[A block of data]
[start]
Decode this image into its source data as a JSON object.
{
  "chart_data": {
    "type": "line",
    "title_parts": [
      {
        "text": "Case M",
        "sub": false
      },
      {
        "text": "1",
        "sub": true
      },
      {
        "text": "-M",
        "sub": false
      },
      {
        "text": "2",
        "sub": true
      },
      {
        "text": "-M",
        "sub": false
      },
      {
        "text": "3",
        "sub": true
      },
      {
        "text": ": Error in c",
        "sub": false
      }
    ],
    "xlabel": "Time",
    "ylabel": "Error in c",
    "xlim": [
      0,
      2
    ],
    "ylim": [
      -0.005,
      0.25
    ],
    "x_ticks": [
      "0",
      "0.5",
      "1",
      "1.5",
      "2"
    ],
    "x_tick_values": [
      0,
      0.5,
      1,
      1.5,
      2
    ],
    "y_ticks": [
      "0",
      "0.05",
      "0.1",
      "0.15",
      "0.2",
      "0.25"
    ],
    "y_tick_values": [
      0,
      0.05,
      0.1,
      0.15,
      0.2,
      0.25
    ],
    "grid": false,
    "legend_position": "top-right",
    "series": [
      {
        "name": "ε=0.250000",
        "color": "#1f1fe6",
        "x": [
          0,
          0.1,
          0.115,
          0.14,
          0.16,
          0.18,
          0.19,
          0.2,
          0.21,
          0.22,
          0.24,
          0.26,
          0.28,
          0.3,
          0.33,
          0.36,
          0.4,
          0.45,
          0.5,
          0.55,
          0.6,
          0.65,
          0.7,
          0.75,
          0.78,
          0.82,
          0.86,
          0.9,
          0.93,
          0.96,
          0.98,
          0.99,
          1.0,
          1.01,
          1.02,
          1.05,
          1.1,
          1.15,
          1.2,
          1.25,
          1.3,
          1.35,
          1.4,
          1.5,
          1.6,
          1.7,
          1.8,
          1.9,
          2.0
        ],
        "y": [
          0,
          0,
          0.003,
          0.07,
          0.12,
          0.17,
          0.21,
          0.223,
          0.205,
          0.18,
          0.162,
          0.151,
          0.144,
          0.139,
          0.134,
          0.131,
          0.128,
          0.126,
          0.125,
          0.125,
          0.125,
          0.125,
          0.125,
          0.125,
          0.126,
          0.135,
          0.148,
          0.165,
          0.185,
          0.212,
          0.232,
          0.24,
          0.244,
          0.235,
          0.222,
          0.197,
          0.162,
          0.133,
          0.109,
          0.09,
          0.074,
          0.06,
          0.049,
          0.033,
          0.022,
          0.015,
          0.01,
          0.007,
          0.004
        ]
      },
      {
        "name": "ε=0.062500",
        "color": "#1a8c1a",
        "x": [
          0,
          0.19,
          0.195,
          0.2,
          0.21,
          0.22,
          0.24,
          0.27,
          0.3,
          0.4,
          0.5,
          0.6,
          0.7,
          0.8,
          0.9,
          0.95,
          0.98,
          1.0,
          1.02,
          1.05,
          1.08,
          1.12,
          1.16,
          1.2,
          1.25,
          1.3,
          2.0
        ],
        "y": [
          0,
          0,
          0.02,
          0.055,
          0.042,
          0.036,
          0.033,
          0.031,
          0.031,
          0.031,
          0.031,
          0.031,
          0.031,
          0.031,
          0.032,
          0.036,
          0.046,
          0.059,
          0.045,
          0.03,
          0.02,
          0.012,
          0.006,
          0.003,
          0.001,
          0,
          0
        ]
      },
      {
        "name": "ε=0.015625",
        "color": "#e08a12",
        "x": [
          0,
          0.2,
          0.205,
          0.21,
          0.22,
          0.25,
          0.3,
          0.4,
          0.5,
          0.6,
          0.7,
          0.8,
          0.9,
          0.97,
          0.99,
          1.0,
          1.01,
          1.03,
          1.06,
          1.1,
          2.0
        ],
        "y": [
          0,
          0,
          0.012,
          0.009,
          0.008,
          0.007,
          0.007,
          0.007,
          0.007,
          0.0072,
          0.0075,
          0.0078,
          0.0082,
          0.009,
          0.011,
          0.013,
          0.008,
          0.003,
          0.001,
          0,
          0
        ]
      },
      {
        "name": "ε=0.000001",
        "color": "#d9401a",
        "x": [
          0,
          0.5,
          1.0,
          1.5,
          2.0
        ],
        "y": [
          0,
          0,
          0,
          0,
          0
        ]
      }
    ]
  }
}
[end]
** GOAL **
Reproduce all of the records exactly.

** EXPECTED OUTPUT **
Decode this image into its source data as a JSON object.
{
  "chart_data": {
    "type": "line",
    "title_parts": [
      {
        "text": "Case M",
        "sub": false
      },
      {
        "text": "1",
        "sub": true
      },
      {
        "text": "-M",
        "sub": false
      },
      {
        "text": "2",
        "sub": true
      },
      {
        "text": "-M",
        "sub": false
      },
      {
        "text": "3",
        "sub": true
      },
      {
        "text": ": Error in c",
        "sub": false
      }
    ],
    "xlabel": "Time",
    "ylabel": "Error in c",
    "xlim": [
      0,
      2
    ],
    "ylim": [
      -0.005,
      0.25
    ],
    "x_ticks": [
      "0",
      "0.5",
      "1",
      "1.5",
      "2"
    ],
    "x_tick_values": [
      0,
      0.5,
      1,
      1.5,
      2
    ],
    "y_ticks": [
      "0",
      "0.05",
      "0.1",
      "0.15",
      "0.2",
      "0.25"
    ],
    "y_tick_values": [
      0,
      0.05,
      0.1,
      0.15,
      0.2,
      0.25
    ],
    "grid": false,
    "legend_position": "top-right",
    "series": [
      {
        "name": "ε=0.250000",
        "color": "#1f1fe6",
        "x": [
          0,
          0.1,
          0.115,
          0.14,
          0.16,
          0.18,
          0.19,
          0.2,
          0.21,
          0.22,
          0.24,
          0.26,
          0.28,
          0.3,
          0.33,
          0.36,
          0.4,
          0.45,
          0.5,
          0.55,
          0.6,
          0.65,
          0.7,
          0.75,
          0.78,
          0.82,
          0.86,
          0.9,
          0.93,
          0.96,
          0.98,
          0.99,
          1.0,
          1.01,
          1.02,
          1.05,
          1.1,
          1.15,
          1.2,
          1.25,
          1.3,
          1.35,
          1.4,
          1.5,
          1.6,
          1.7,
          1.8,
          1.9,
          2.0
        ],
        "y": [
          0,
          0,
          0.003,
          0.07,
          0.12,
          0.17,
          0.21,
          0.223,
          0.205,
          0.18,
          0.162,
          0.151,
          0.144,
          0.139,
          0.134,
          0.131,
          0.128,
          0.126,
          0.125,
          0.125,
          0.125,
          0.125,
          0.125,
          0.125,
          0.126,
          0.135,
          0.148,
          0.165,
          0.185,
          0.212,
          0.232,
          0.24,
          0.244,
          0.235,
          0.222,
          0.197,
          0.162,
          0.133,
          0.109,
          0.09,
          0.074,
          0.06,
          0.049,
          0.033,
          0.022,
          0.015,
          0.01,
          0.007,
          0.004
        ]
      },
      {
        "name": "ε=0.062500",
        "color": "#1a8c1a",
        "x": [
          0,
          0.19,
          0.195,
          0.2,
          0.21,
          0.22,
          0.24,
          0.27,
          0.3,
          0.4,
          0.5,
          0.6,
          0.7,
          0.8,
          0.9,
          0.95,
          0.98,
          1.0,
          1.02,
          1.05,
          1.08,
          1.12,
          1.16,
          1.2,
          1.25,
          1.3,
          2.0
        ],
        "y": [
          0,
          0,
          0.02,
          0.055,
          0.042,
          0.036,
          0.033,
          0.031,
          0.031,
          0.031,
          0.031,
          0.031,
          0.031,
          0.031,
          0.032,
          0.036,
          0.046,
          0.059,
          0.045,
          0.03,
          0.02,
          0.012,
          0.006,
          0.003,
          0.001,
          0,
          0
        ]
      },
      {
        "name": "ε=0.015625",
        "color": "#e08a12",
        "x": [
          0,
          0.2,
          0.205,
          0.21,
          0.22,
          0.25,
          0.3,
          0.4,
          0.5,
          0.6,
          0.7,
          0.8,
          0.9,
          0.97,
          0.99,
          1.0,
          1.01,
          1.03,
          1.06,
          1.1,
          2.0
        ],
        "y": [
          0,
          0,
          0.012,
          0.009,
          0.008,
          0.007,
          0.007,
          0.007,
          0.007,
          0.0072,
          0.0075,
          0.0078,
          0.0082,
          0.009,
          0.011,
          0.013,
          0.008,
          0.003,
          0.001,
          0,
          0
        ]
      },
      {
        "name": "ε=0.000001",
        "color": "#d9401a",
        "x": [
          0,
          0.5,
          1.0,
          1.5,
          2.0
        ],
        "y": [
          0,
          0,
          0,
          0,
          0
        ]
      }
    ]
  }
}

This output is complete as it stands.